REQUIRED TASK
Count how many lines mention the word "function". Write that number alone.

EXCERPTED DATA
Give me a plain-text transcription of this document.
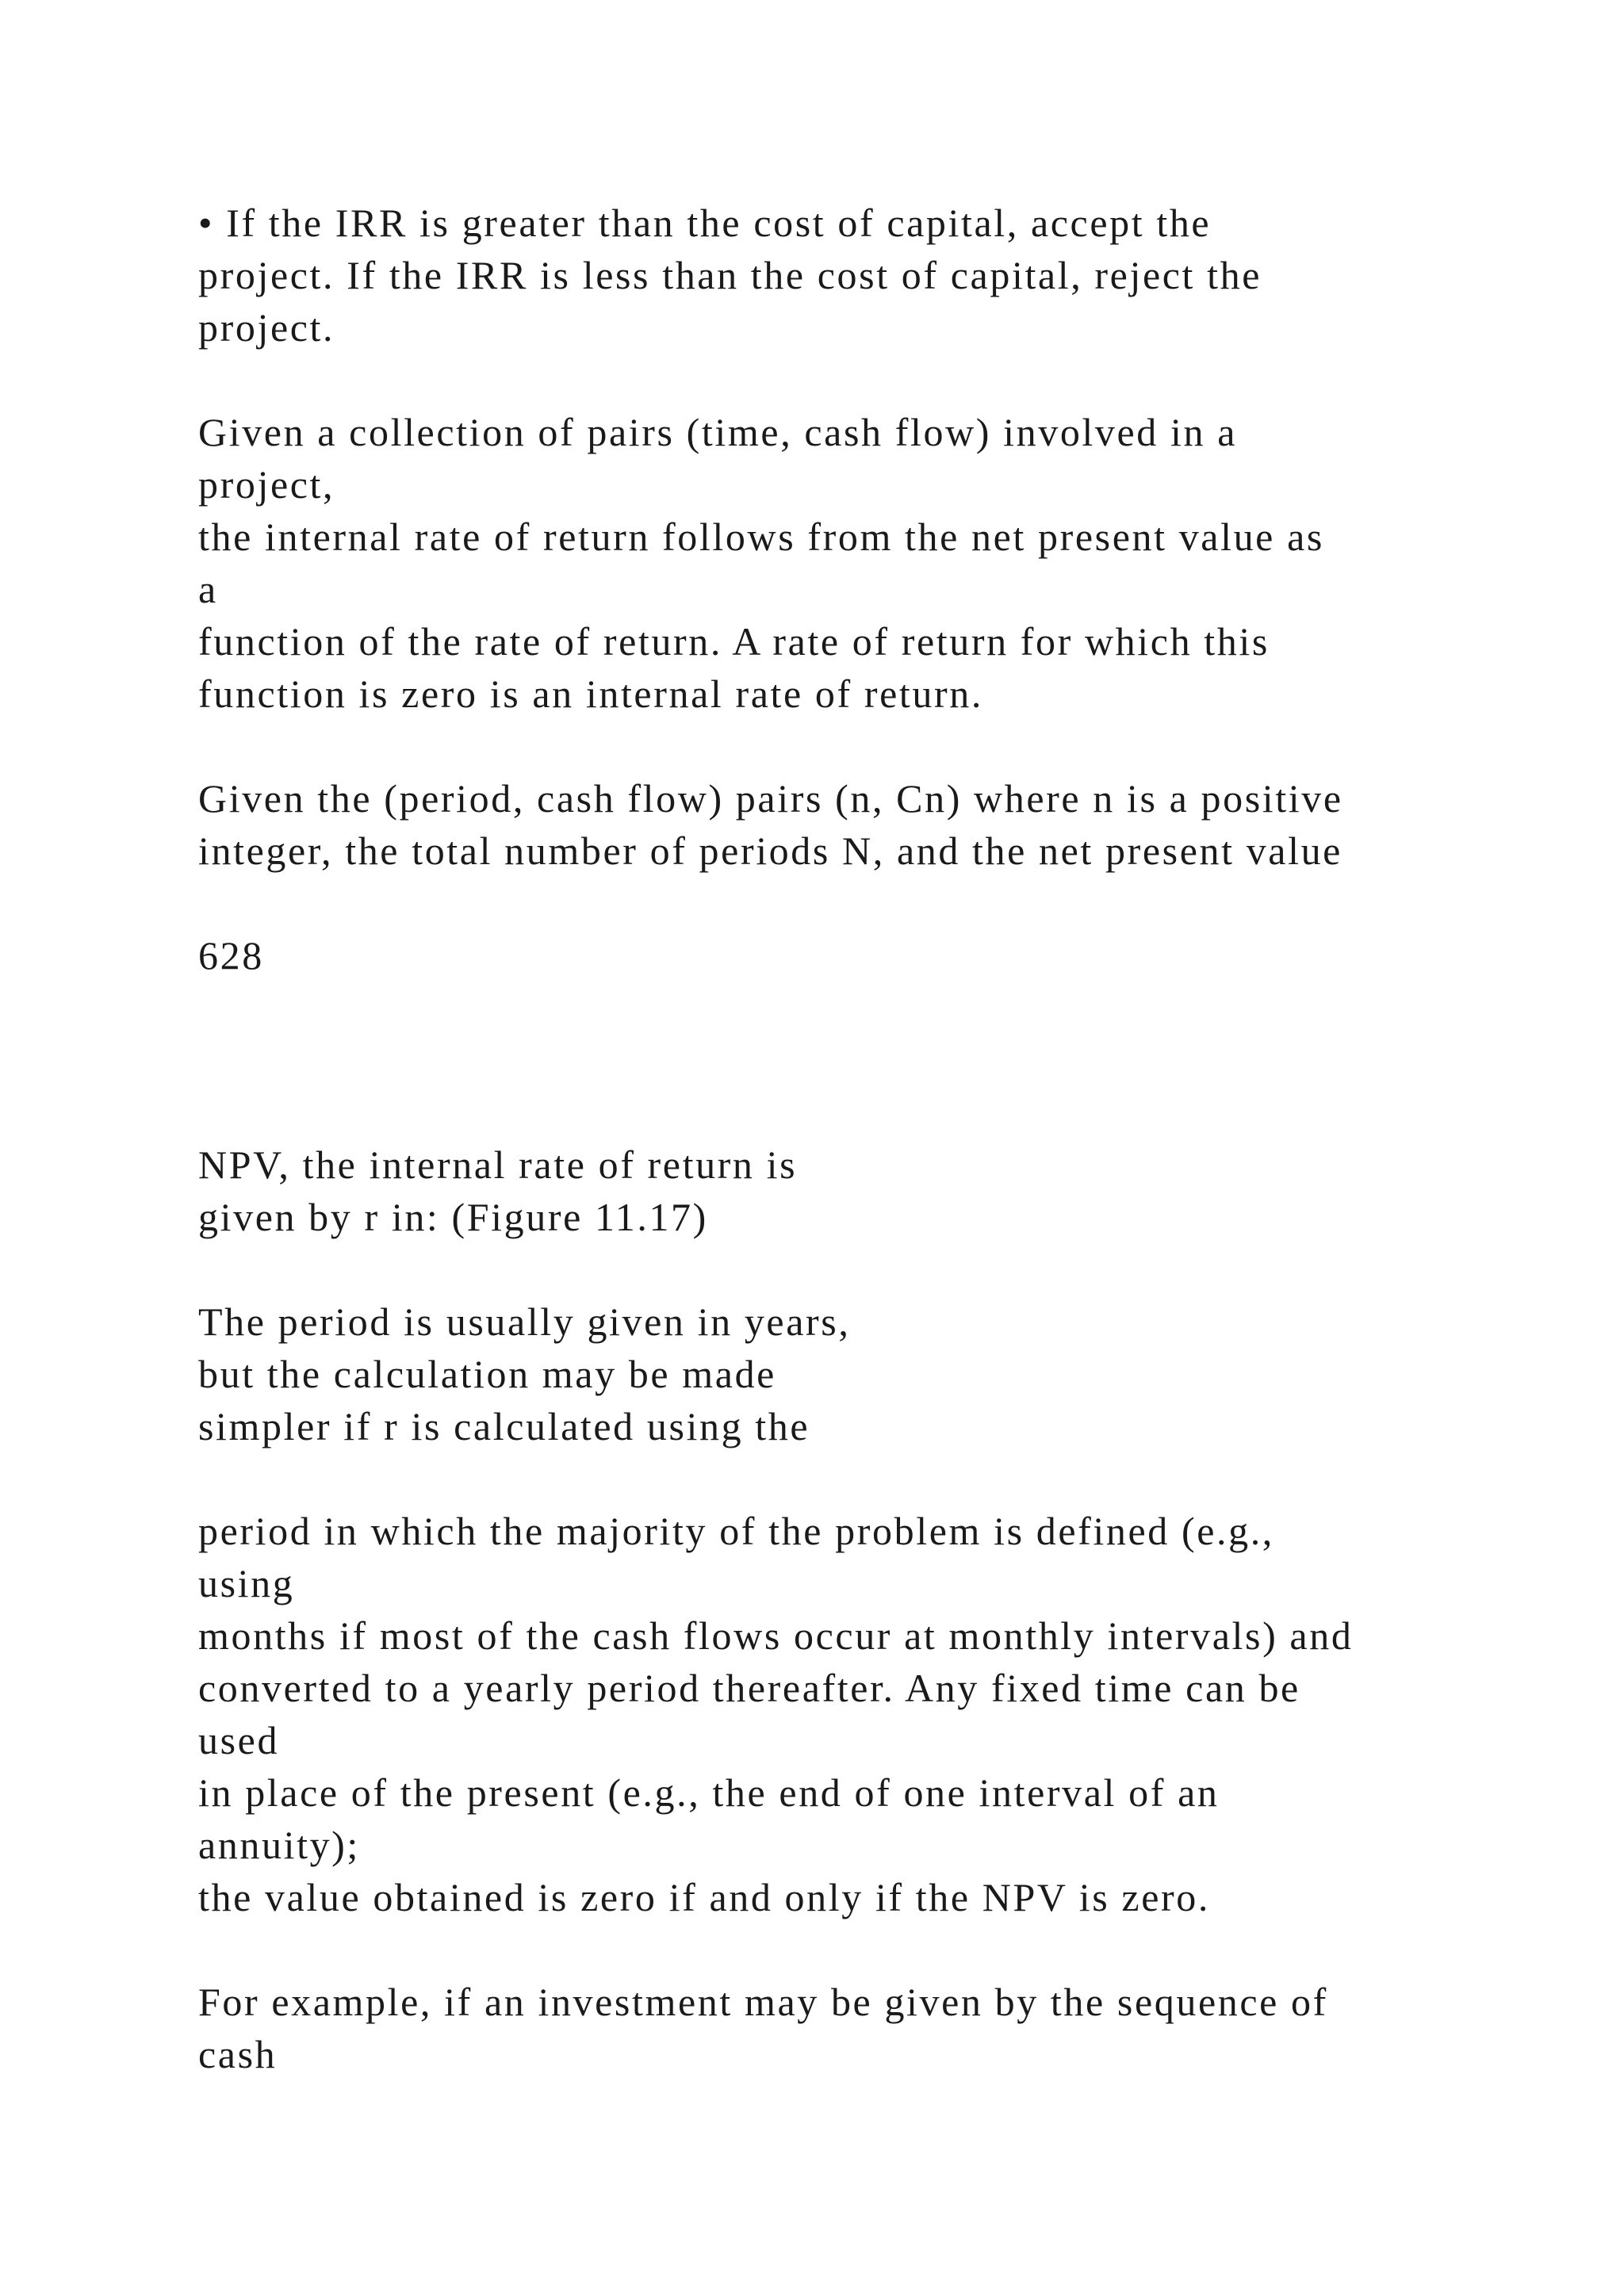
• If the IRR is greater than the cost of capital, accept the

project. If the IRR is less than the cost of capital, reject the

project.

Given a collection of pairs (time, cash flow) involved in a

project,

the internal rate of return follows from the net present value as

a

function of the rate of return. A rate of return for which this

function is zero is an internal rate of return.

Given the (period, cash flow) pairs (n, Cn) where n is a positive

integer, the total number of periods N, and the net present value

628

NPV, the internal rate of return is

given by r in: (Figure 11.17)

The period is usually given in years,

but the calculation may be made

simpler if r is calculated using the

period in which the majority of the problem is defined (e.g.,

using

months if most of the cash flows occur at monthly intervals) and

converted to a yearly period thereafter. Any fixed time can be

used

in place of the present (e.g., the end of one interval of an

annuity);

the value obtained is zero if and only if the NPV is zero.

For example, if an investment may be given by the sequence of

cash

SOLVED PROBLEM
2